Collected data:
==========
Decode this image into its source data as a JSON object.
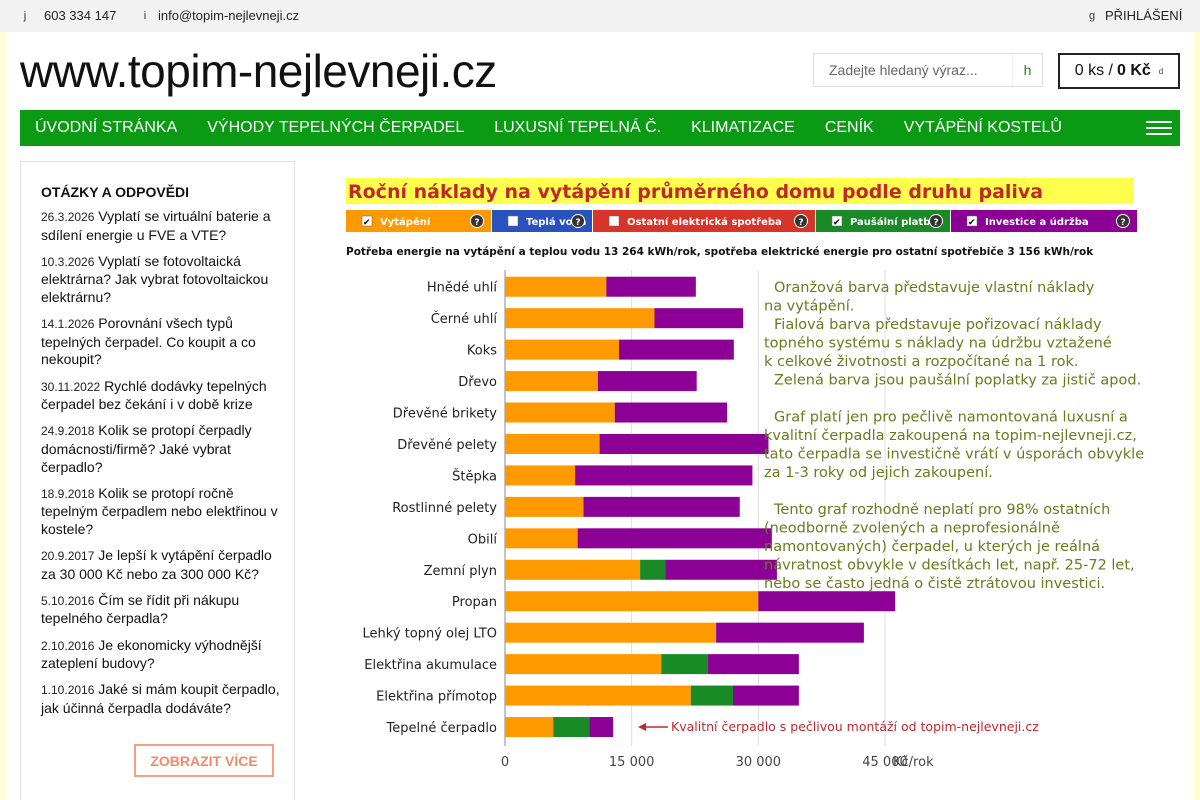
{
  "topbar": {
    "phone_icon": "j",
    "phone": "603 334 147",
    "email_icon": "i",
    "email": "info@topim-nejlevneji.cz",
    "login_icon": "g",
    "login": "PŘIHLÁŠENÍ"
  },
  "header": {
    "logo": "www.topim-nejlevneji.cz",
    "search_placeholder": "Zadejte hledaný výraz...",
    "search_icon": "h",
    "cart_count": "0 ks /",
    "cart_total": "0 Kč",
    "cart_icon": "d"
  },
  "nav": {
    "items": [
      "ÚVODNÍ STRÁNKA",
      "VÝHODY TEPELNÝCH ČERPADEL",
      "LUXUSNÍ TEPELNÁ Č.",
      "KLIMATIZACE",
      "CENÍK",
      "VYTÁPĚNÍ KOSTELŮ"
    ]
  },
  "sidebar": {
    "title": "OTÁZKY A ODPOVĚDI",
    "items": [
      {
        "date": "26.3.2026",
        "text": "Vyplatí se virtuální baterie a sdílení energie u FVE a VTE?"
      },
      {
        "date": "10.3.2026",
        "text": "Vyplatí se fotovoltaická elektrárna? Jak vybrat fotovoltaickou elektrárnu?"
      },
      {
        "date": "14.1.2026",
        "text": "Porovnání všech typů tepelných čerpadel. Co koupit a co nekoupit?"
      },
      {
        "date": "30.11.2022",
        "text": "Rychlé dodávky tepelných čerpadel bez čekání i v době krize"
      },
      {
        "date": "24.9.2018",
        "text": "Kolik se protopí čerpadly domácnosti/firmě? Jaké vybrat čerpadlo?"
      },
      {
        "date": "18.9.2018",
        "text": "Kolik se protopí ročně tepelným čerpadlem nebo elektřinou v kostele?"
      },
      {
        "date": "20.9.2017",
        "text": "Je lepší k vytápění čerpadlo za 30 000 Kč nebo za 300 000 Kč?"
      },
      {
        "date": "5.10.2016",
        "text": "Čím se řídit při nákupu tepelného čerpadla?"
      },
      {
        "date": "2.10.2016",
        "text": "Je ekonomicky výhodnější zateplení budovy?"
      },
      {
        "date": "1.10.2016",
        "text": "Jaké si mám koupit čerpadlo, jak účinná čerpadla dodáváte?"
      }
    ],
    "more": "ZOBRAZIT VÍCE"
  },
  "chart_data": {
    "type": "bar",
    "orientation": "horizontal",
    "stacked": true,
    "title": "Roční náklady na vytápění průměrného domu podle druhu paliva",
    "subtitle": "Potřeba energie na vytápění a teplou vodu 13 264 kWh/rok, spotřeba elektrické energie pro ostatní spotřebiče 3 156 kWh/rok",
    "legend": [
      {
        "name": "Vytápění",
        "color": "#ff9900",
        "checked": true
      },
      {
        "name": "Teplá voda",
        "color": "#2a52be",
        "checked": false
      },
      {
        "name": "Ostatní elektrická spotřeba",
        "color": "#d7352a",
        "checked": false
      },
      {
        "name": "Paušální platby",
        "color": "#1a8a26",
        "checked": true
      },
      {
        "name": "Investice a údržba",
        "color": "#8c0096",
        "checked": true
      }
    ],
    "categories": [
      "Hnědé uhlí",
      "Černé uhlí",
      "Koks",
      "Dřevo",
      "Dřevěné brikety",
      "Dřevěné pelety",
      "Štěpka",
      "Rostlinné pelety",
      "Obilí",
      "Zemní plyn",
      "Propan",
      "Lehký topný olej LTO",
      "Elektřina akumulace",
      "Elektřina přímotop",
      "Tepelné čerpadlo"
    ],
    "series": [
      {
        "name": "Vytápění",
        "color": "#ff9900",
        "values": [
          12000,
          17700,
          13500,
          11000,
          13000,
          11200,
          8300,
          9300,
          8600,
          16000,
          30000,
          25000,
          18500,
          22000,
          5700
        ]
      },
      {
        "name": "Paušální platby",
        "color": "#1a8a26",
        "values": [
          0,
          0,
          0,
          0,
          0,
          0,
          0,
          0,
          0,
          3000,
          0,
          0,
          5500,
          5000,
          4300
        ]
      },
      {
        "name": "Investice a údržba",
        "color": "#8c0096",
        "values": [
          10600,
          10500,
          13600,
          11700,
          13300,
          20000,
          21000,
          18500,
          23000,
          13200,
          16200,
          17500,
          10800,
          7800,
          2800
        ]
      }
    ],
    "xlim": [
      0,
      45000
    ],
    "xticks": [
      "0",
      "15 000",
      "30 000",
      "45 000"
    ],
    "xlabel": "Kč/rok",
    "annotation": "Kvalitní čerpadlo s pečlivou montáží od topim-nejlevneji.cz",
    "notes": [
      "Oranžová barva představuje vlastní náklady",
      "na vytápění.",
      "Fialová barva představuje pořizovací náklady",
      "topného systému s náklady na údržbu vztažené",
      "k celkové životnosti a rozpočítané na 1 rok.",
      "Zelená barva jsou paušální poplatky za jistič apod.",
      "",
      "Graf platí jen pro pečlivě namontovaná luxusní a",
      "kvalitní čerpadla zakoupená na topim-nejlevneji.cz,",
      "tato čerpadla se investičně vrátí v úsporách obvykle",
      "za 1-3 roky od jejich zakoupení.",
      "",
      "Tento graf rozhodně neplatí pro 98% ostatních",
      "(neodborně zvolených a neprofesionálně",
      "namontovaných) čerpadel, u kterých je reálná",
      "návratnost obvykle v desítkách let, např. 25-72 let,",
      "nebo se často jedná o čistě ztrátovou investici."
    ],
    "colors": {
      "title_bg": "#ffff4d",
      "title_text": "#c0282d",
      "notes_text": "#6b7b1e",
      "annotation_text": "#c0282d"
    }
  }
}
==========
**Exercise directions:**
Without the pictures, return the entries exactly as they appear.

**Reply to the task:**
Decode this image into its source data as a JSON object.
{
  "topbar": {
    "phone_icon": "j",
    "phone": "603 334 147",
    "email_icon": "i",
    "email": "info@topim-nejlevneji.cz",
    "login_icon": "g",
    "login": "PŘIHLÁŠENÍ"
  },
  "header": {
    "logo": "www.topim-nejlevneji.cz",
    "search_placeholder": "Zadejte hledaný výraz...",
    "search_icon": "h",
    "cart_count": "0 ks /",
    "cart_total": "0 Kč",
    "cart_icon": "d"
  },
  "nav": {
    "items": [
      "ÚVODNÍ STRÁNKA",
      "VÝHODY TEPELNÝCH ČERPADEL",
      "LUXUSNÍ TEPELNÁ Č.",
      "KLIMATIZACE",
      "CENÍK",
      "VYTÁPĚNÍ KOSTELŮ"
    ]
  },
  "sidebar": {
    "title": "OTÁZKY A ODPOVĚDI",
    "items": [
      {
        "date": "26.3.2026",
        "text": "Vyplatí se virtuální baterie a sdílení energie u FVE a VTE?"
      },
      {
        "date": "10.3.2026",
        "text": "Vyplatí se fotovoltaická elektrárna? Jak vybrat fotovoltaickou elektrárnu?"
      },
      {
        "date": "14.1.2026",
        "text": "Porovnání všech typů tepelných čerpadel. Co koupit a co nekoupit?"
      },
      {
        "date": "30.11.2022",
        "text": "Rychlé dodávky tepelných čerpadel bez čekání i v době krize"
      },
      {
        "date": "24.9.2018",
        "text": "Kolik se protopí čerpadly domácnosti/firmě? Jaké vybrat čerpadlo?"
      },
      {
        "date": "18.9.2018",
        "text": "Kolik se protopí ročně tepelným čerpadlem nebo elektřinou v kostele?"
      },
      {
        "date": "20.9.2017",
        "text": "Je lepší k vytápění čerpadlo za 30 000 Kč nebo za 300 000 Kč?"
      },
      {
        "date": "5.10.2016",
        "text": "Čím se řídit při nákupu tepelného čerpadla?"
      },
      {
        "date": "2.10.2016",
        "text": "Je ekonomicky výhodnější zateplení budovy?"
      },
      {
        "date": "1.10.2016",
        "text": "Jaké si mám koupit čerpadlo, jak účinná čerpadla dodáváte?"
      }
    ],
    "more": "ZOBRAZIT VÍCE"
  },
  "chart_data": {
    "type": "bar",
    "orientation": "horizontal",
    "stacked": true,
    "title": "Roční náklady na vytápění průměrného domu podle druhu paliva",
    "subtitle": "Potřeba energie na vytápění a teplou vodu 13 264 kWh/rok, spotřeba elektrické energie pro ostatní spotřebiče 3 156 kWh/rok",
    "legend": [
      {
        "name": "Vytápění",
        "color": "#ff9900",
        "checked": true
      },
      {
        "name": "Teplá voda",
        "color": "#2a52be",
        "checked": false
      },
      {
        "name": "Ostatní elektrická spotřeba",
        "color": "#d7352a",
        "checked": false
      },
      {
        "name": "Paušální platby",
        "color": "#1a8a26",
        "checked": true
      },
      {
        "name": "Investice a údržba",
        "color": "#8c0096",
        "checked": true
      }
    ],
    "categories": [
      "Hnědé uhlí",
      "Černé uhlí",
      "Koks",
      "Dřevo",
      "Dřevěné brikety",
      "Dřevěné pelety",
      "Štěpka",
      "Rostlinné pelety",
      "Obilí",
      "Zemní plyn",
      "Propan",
      "Lehký topný olej LTO",
      "Elektřina akumulace",
      "Elektřina přímotop",
      "Tepelné čerpadlo"
    ],
    "series": [
      {
        "name": "Vytápění",
        "color": "#ff9900",
        "values": [
          12000,
          17700,
          13500,
          11000,
          13000,
          11200,
          8300,
          9300,
          8600,
          16000,
          30000,
          25000,
          18500,
          22000,
          5700
        ]
      },
      {
        "name": "Paušální platby",
        "color": "#1a8a26",
        "values": [
          0,
          0,
          0,
          0,
          0,
          0,
          0,
          0,
          0,
          3000,
          0,
          0,
          5500,
          5000,
          4300
        ]
      },
      {
        "name": "Investice a údržba",
        "color": "#8c0096",
        "values": [
          10600,
          10500,
          13600,
          11700,
          13300,
          20000,
          21000,
          18500,
          23000,
          13200,
          16200,
          17500,
          10800,
          7800,
          2800
        ]
      }
    ],
    "xlim": [
      0,
      45000
    ],
    "xticks": [
      "0",
      "15 000",
      "30 000",
      "45 000"
    ],
    "xlabel": "Kč/rok",
    "annotation": "Kvalitní čerpadlo s pečlivou montáží od topim-nejlevneji.cz",
    "notes": [
      "Oranžová barva představuje vlastní náklady",
      "na vytápění.",
      "Fialová barva představuje pořizovací náklady",
      "topného systému s náklady na údržbu vztažené",
      "k celkové životnosti a rozpočítané na 1 rok.",
      "Zelená barva jsou paušální poplatky za jistič apod.",
      "",
      "Graf platí jen pro pečlivě namontovaná luxusní a",
      "kvalitní čerpadla zakoupená na topim-nejlevneji.cz,",
      "tato čerpadla se investičně vrátí v úsporách obvykle",
      "za 1-3 roky od jejich zakoupení.",
      "",
      "Tento graf rozhodně neplatí pro 98% ostatních",
      "(neodborně zvolených a neprofesionálně",
      "namontovaných) čerpadel, u kterých je reálná",
      "návratnost obvykle v desítkách let, např. 25-72 let,",
      "nebo se často jedná o čistě ztrátovou investici."
    ],
    "colors": {
      "title_bg": "#ffff4d",
      "title_text": "#c0282d",
      "notes_text": "#6b7b1e",
      "annotation_text": "#c0282d"
    }
  }
}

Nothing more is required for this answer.